STUDY QUESTIONS —
(1) Reproduce everything in the review of the Simone Young documentary from "Simone Young is a" down to "an easy road.", word for word.
(2) Take the review of the Simone Young documentary further, picking up after its final sentence.

DOCUMENT EXTRACT —
::::

Starring: Simone Young
Distributor: Sharmill Films
Runtime: 89 mins. Reviewed in Feb 2023
Reviewer: Fr Peter Malone msc
Australia’s Simone Young has been an international orchestra conductor for several decades, a pioneer for women conductors. A portrait and a tribute.
Simone Young is a well-known name in the music world – an international conductor, a woman who broke the glass ceiling in terms of women conductors, an Australian achiever whose talent is appreciated worldwide. But, it is said that life was not meant to be easy, and Simone Young’s career path was not always an easy road.
The title is ironically enjoyable. Simone Young has a pitch-perfect ear and associates colours with the notes she hears. She has a detailed knowledge of so many scores and so many operas (Mahler, Bruckner, Wagner, Verdi, Benjamin Britten . . . Her appreciation of techniques and sensitivities in performance are extensively treated in this interesting and entertaining documentary. But, with hard experiences, in Europe, in Australia, especially her sacking in Sydney, in 2001, experience has taught her to know the score.
Audiences who have seen Cate Blanchett as the conductor, Lydia Tar, found that the world of orchestras and, especially, conductors, was opened up in more detail than they might have imagined. Tar was the fictional version of enormous talent, complicated personal life, demonstration of abilities and exercise of power. To that extent, the life of Simone Young is something of a relief.

::::

DATA UNDER STUDY —
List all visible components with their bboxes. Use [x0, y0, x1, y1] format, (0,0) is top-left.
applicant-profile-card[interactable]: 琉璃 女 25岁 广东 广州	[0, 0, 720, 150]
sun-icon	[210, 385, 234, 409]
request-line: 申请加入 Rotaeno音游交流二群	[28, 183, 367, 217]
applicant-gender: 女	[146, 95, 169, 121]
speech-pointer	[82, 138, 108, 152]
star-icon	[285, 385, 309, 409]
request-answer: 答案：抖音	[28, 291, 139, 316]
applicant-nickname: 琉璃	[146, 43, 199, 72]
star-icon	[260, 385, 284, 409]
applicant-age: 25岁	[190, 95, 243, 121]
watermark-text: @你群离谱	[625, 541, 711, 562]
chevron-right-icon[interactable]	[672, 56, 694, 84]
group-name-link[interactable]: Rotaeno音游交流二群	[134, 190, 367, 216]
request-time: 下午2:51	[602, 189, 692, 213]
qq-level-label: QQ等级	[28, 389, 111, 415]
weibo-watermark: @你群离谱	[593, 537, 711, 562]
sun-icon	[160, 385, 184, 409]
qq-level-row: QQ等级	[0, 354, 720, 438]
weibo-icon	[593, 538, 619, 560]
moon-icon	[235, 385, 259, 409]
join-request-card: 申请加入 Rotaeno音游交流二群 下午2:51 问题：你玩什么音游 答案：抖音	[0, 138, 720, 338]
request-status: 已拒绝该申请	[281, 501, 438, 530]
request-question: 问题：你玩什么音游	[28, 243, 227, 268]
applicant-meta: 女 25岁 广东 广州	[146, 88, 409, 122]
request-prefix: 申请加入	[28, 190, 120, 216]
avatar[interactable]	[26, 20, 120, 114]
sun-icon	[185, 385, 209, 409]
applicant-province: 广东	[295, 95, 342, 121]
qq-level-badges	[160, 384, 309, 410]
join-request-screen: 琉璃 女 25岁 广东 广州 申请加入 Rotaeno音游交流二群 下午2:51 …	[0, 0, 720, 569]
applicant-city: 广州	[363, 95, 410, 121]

::::

ANSWERS TO THE PROBLEMS —
(1)
Simone Young is a well-known name in the music world – an international conductor, a woman who broke the glass ceiling in terms of women conductors, an Australian achiever whose talent is appreciated worldwide. But, it is said that life was not meant to be easy, and Simone Young’s career path was not always an easy road.

(2)
By the end of the film, we have a satisfying brief biography of Sydney-born Simone Young, her association with conductors of the Sydney Symphony Orchestra, marriage and daughters, studying in Europe, and opportunities in Europe, Berlin and Vienna. Then the appointment in Sydney, the sacking, her return to Europe, 10 years in Hamburg reinforcing her reputation, and, finally, the call back to Sydney as conductor of the Sydney Symphony Orchestra – a fulfilment of dreams to conduct at the Sydney Opera House which she had passed countless times in the ferry as she grew up in Manly.
And then Covid happened. When audiences watch films set in 2020, there is an automatic stirring of memories and how we all lived the lockdown of that year. With no opera, Simone spent a lot of time with quite talented knitting, which strongly features during the final credits, and the refurbishment of the concert hall at the Opera House. Ultimately, there is the concert and the inauguration of the new concert hall and its acoustics, with Mahler and Indigenous focus, composer William Barton (Queensland Australian of the Year, 2023), children, singers (and in glimpsing the orchestra, multicultural performers).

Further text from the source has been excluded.